• **Goal**: Update the lines of the entries, starting with the line that contains "noise-blob bbox=[149, 94, 164, 103]" and going on through the line that contains "ridge-core-hot bbox=[574, 95, 585, 100]", by replacing "noise-blob" with "noise-spot" and leaving all else unchanged. Return only those lines.

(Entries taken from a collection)
===

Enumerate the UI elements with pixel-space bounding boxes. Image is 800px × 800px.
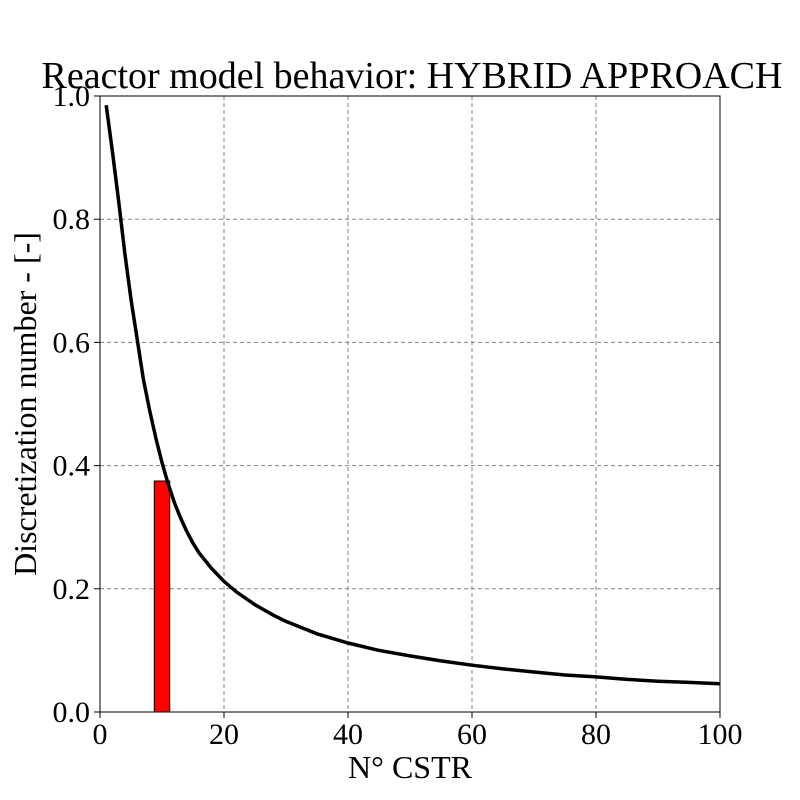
plot-frame	[99, 95, 721, 713]
x-tick-label: 60	[457, 718, 487, 751]
line-series	[104, 104, 721, 686]
y-axis-label: Discretization number - [-]	[7, 232, 43, 576]
y-tick-label: 1.0	[53, 80, 91, 113]
chart-title: Reactor model behavior: HYBRID APPROACH	[42, 55, 783, 97]
y-tick-label: 0.2	[53, 573, 91, 606]
x-tick-label: 80	[581, 718, 611, 751]
x-axis-label: N° CSTR	[348, 749, 473, 785]
grid	[100, 96, 720, 712]
y-tick-label: 0.8	[53, 203, 91, 236]
y-tick-label: 0.6	[53, 326, 91, 359]
y-axis-ticks: 0.0 0.2 0.4 0.6 0.8 1.0	[53, 80, 100, 729]
x-tick-label: 0	[93, 718, 108, 751]
x-tick-label: 20	[209, 718, 239, 751]
x-tick-label: 40	[333, 718, 363, 751]
line-series-path	[104, 104, 721, 686]
y-tick-label: 0.0	[53, 696, 91, 729]
y-tick-label: 0.4	[53, 450, 91, 483]
bar	[153, 480, 171, 713]
bar-series	[153, 480, 171, 713]
x-axis-ticks: 0 20 40 60 80 100	[93, 712, 743, 751]
x-tick-label: 100	[698, 718, 743, 751]
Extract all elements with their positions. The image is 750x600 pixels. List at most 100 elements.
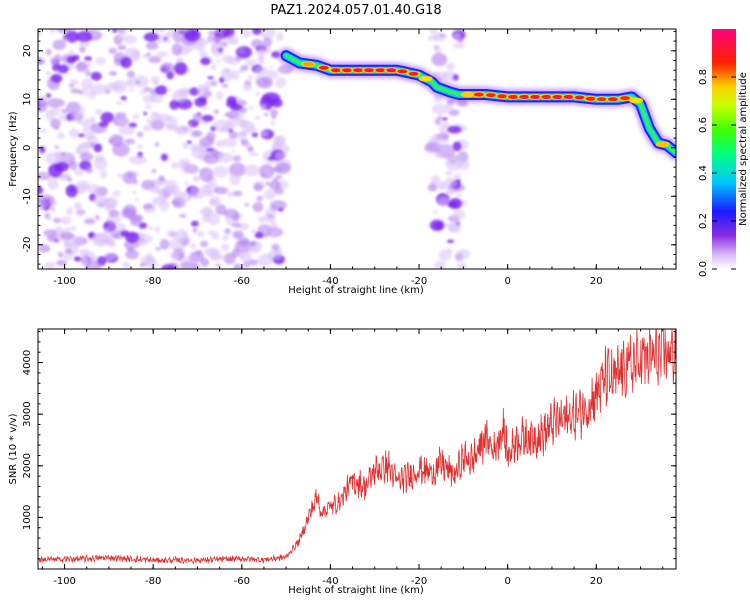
noise-blob bbox=[149, 94, 164, 103]
ridge-core-hot bbox=[473, 92, 484, 97]
noise-blob bbox=[447, 125, 462, 134]
spectrogram-x-axis-label: Height of straight line (km) bbox=[288, 285, 424, 296]
ridge-core-hot bbox=[574, 95, 585, 100]
colorbar-tick-label: 0.8 bbox=[698, 69, 709, 85]
noise-blob bbox=[189, 251, 205, 263]
ridge-core-hot bbox=[519, 94, 530, 99]
noise-blob bbox=[120, 96, 127, 101]
colorbar-gradient bbox=[712, 29, 736, 269]
noise-blob bbox=[261, 131, 269, 137]
noise-blob bbox=[143, 86, 151, 92]
noise-blob bbox=[95, 108, 103, 116]
noise-blob bbox=[48, 163, 63, 178]
noise-blob bbox=[222, 234, 230, 242]
noise-blob bbox=[143, 111, 147, 116]
noise-blob bbox=[200, 57, 211, 66]
noise-blob bbox=[38, 186, 44, 195]
figure-title: PAZ1.2024.057.01.40.G18 bbox=[270, 3, 441, 18]
noise-blob bbox=[268, 180, 281, 190]
noise-blob bbox=[456, 193, 462, 198]
noise-blob bbox=[215, 263, 221, 267]
noise-blob bbox=[132, 190, 137, 195]
ridge-core-hot bbox=[497, 94, 508, 99]
noise-blob bbox=[265, 181, 270, 186]
noise-blob bbox=[429, 29, 438, 35]
noise-blob bbox=[228, 131, 239, 139]
noise-blob bbox=[169, 252, 180, 260]
noise-blob bbox=[107, 223, 117, 232]
ridge-core-hot bbox=[375, 68, 386, 73]
noise-blob bbox=[149, 180, 157, 184]
noise-blob bbox=[46, 98, 65, 108]
heatmap-ridge bbox=[278, 47, 676, 161]
noise-blob bbox=[207, 76, 214, 80]
noise-blob bbox=[159, 238, 170, 250]
noise-blob bbox=[439, 33, 446, 38]
noise-blob bbox=[71, 235, 83, 248]
noise-blob bbox=[209, 196, 222, 207]
noise-blob bbox=[254, 66, 268, 76]
noise-blob bbox=[206, 213, 220, 226]
ridge-core-hot bbox=[563, 94, 574, 99]
noise-blob bbox=[210, 64, 217, 70]
noise-blob bbox=[61, 37, 69, 43]
noise-blob bbox=[237, 47, 245, 55]
noise-blob bbox=[238, 222, 250, 231]
ridge-core-hot bbox=[303, 62, 314, 67]
noise-blob bbox=[446, 239, 455, 244]
ridge-core-hot bbox=[386, 68, 397, 73]
noise-blob bbox=[54, 145, 60, 149]
noise-blob bbox=[49, 29, 56, 34]
noise-blob bbox=[84, 56, 93, 61]
noise-blob bbox=[179, 214, 187, 218]
noise-blob bbox=[200, 240, 209, 248]
noise-blob bbox=[87, 90, 97, 99]
noise-blob bbox=[255, 49, 265, 56]
noise-blob bbox=[199, 136, 215, 147]
noise-blob bbox=[138, 222, 148, 229]
noise-blob bbox=[143, 203, 153, 210]
noise-blob bbox=[276, 32, 284, 41]
noise-blob bbox=[148, 226, 154, 231]
noise-blob bbox=[162, 39, 171, 44]
noise-blob bbox=[219, 35, 226, 40]
noise-blob bbox=[264, 189, 276, 200]
noise-blob bbox=[274, 162, 291, 174]
noise-blob bbox=[125, 79, 132, 87]
noise-blob bbox=[433, 134, 443, 141]
noise-blob bbox=[145, 104, 152, 110]
x-tick-label: -40 bbox=[322, 576, 338, 587]
noise-blob bbox=[256, 76, 273, 89]
colorbar-tick-label: 0.4 bbox=[698, 165, 709, 181]
noise-blob bbox=[57, 64, 69, 74]
noise-blob bbox=[120, 56, 132, 69]
x-tick-label: -100 bbox=[53, 276, 76, 287]
ridge-core-hot bbox=[620, 96, 630, 101]
noise-blob bbox=[231, 248, 241, 258]
noise-blob bbox=[58, 173, 69, 181]
noise-blob bbox=[240, 65, 249, 71]
noise-blob bbox=[254, 116, 261, 121]
noise-blob bbox=[104, 228, 110, 233]
noise-blob bbox=[94, 154, 105, 163]
y-tick-label: 20 bbox=[22, 44, 33, 57]
heatmap-noise-blobs bbox=[38, 29, 471, 269]
noise-blob bbox=[272, 177, 279, 181]
y-tick-label: 1000 bbox=[22, 505, 33, 530]
noise-blob bbox=[192, 175, 201, 182]
noise-blob bbox=[76, 30, 93, 43]
noise-blob bbox=[165, 116, 178, 130]
colorbar-label: Normalized spectral amplitude bbox=[738, 72, 749, 226]
x-tick-label: -60 bbox=[234, 576, 250, 587]
noise-blob bbox=[117, 173, 125, 178]
noise-blob bbox=[231, 149, 236, 153]
spectrogram-y-axis-label: Frequency (Hz) bbox=[8, 111, 19, 187]
noise-blob bbox=[160, 153, 168, 162]
noise-blob bbox=[116, 116, 129, 126]
noise-blob bbox=[60, 232, 75, 240]
colorbar-tick-label: 0.6 bbox=[698, 117, 709, 133]
noise-blob bbox=[437, 181, 448, 190]
noise-blob bbox=[203, 153, 219, 165]
noise-blob bbox=[125, 249, 139, 260]
x-tick-label: -40 bbox=[322, 276, 338, 287]
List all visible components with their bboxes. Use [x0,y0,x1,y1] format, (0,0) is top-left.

===

• **Result**:
noise-spot bbox=[149, 94, 164, 103]
ridge-core-hot bbox=[473, 92, 484, 97]
noise-spot bbox=[447, 125, 462, 134]
spectrogram-x-axis-label: Height of straight line (km) bbox=[288, 285, 424, 296]
ridge-core-hot bbox=[574, 95, 585, 100]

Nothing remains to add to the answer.